__WHAT YOU ARE ASKED TO DO__.
Write out every line below that includes the word "committee".

__Dataset entries__.
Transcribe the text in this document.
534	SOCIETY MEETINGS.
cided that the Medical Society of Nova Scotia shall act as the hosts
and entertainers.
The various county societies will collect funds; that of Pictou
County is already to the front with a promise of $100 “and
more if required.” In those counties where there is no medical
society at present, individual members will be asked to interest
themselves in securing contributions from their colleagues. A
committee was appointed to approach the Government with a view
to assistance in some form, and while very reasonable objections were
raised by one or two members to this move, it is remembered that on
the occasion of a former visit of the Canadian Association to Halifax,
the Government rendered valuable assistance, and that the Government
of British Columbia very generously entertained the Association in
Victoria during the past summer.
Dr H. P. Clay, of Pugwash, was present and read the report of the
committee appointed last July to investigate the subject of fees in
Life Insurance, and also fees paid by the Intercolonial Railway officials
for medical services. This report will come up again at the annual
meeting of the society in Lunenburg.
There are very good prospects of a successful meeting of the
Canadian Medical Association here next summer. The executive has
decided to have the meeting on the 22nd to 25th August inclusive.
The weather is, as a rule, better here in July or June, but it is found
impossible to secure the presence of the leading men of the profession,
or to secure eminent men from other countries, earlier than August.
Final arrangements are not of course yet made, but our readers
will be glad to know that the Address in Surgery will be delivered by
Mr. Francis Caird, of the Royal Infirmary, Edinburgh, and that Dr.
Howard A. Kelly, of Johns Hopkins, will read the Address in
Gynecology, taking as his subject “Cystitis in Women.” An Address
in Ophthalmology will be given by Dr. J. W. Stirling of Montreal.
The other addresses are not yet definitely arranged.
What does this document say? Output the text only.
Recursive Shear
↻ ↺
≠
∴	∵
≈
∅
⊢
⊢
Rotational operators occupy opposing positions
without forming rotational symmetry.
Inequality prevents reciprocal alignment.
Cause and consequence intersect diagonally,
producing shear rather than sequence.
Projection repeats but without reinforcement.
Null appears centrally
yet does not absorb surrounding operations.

__TASK OUTPUT__.
committee was appointed to approach the Government with a view
committee appointed last July to investigate the subject of fees in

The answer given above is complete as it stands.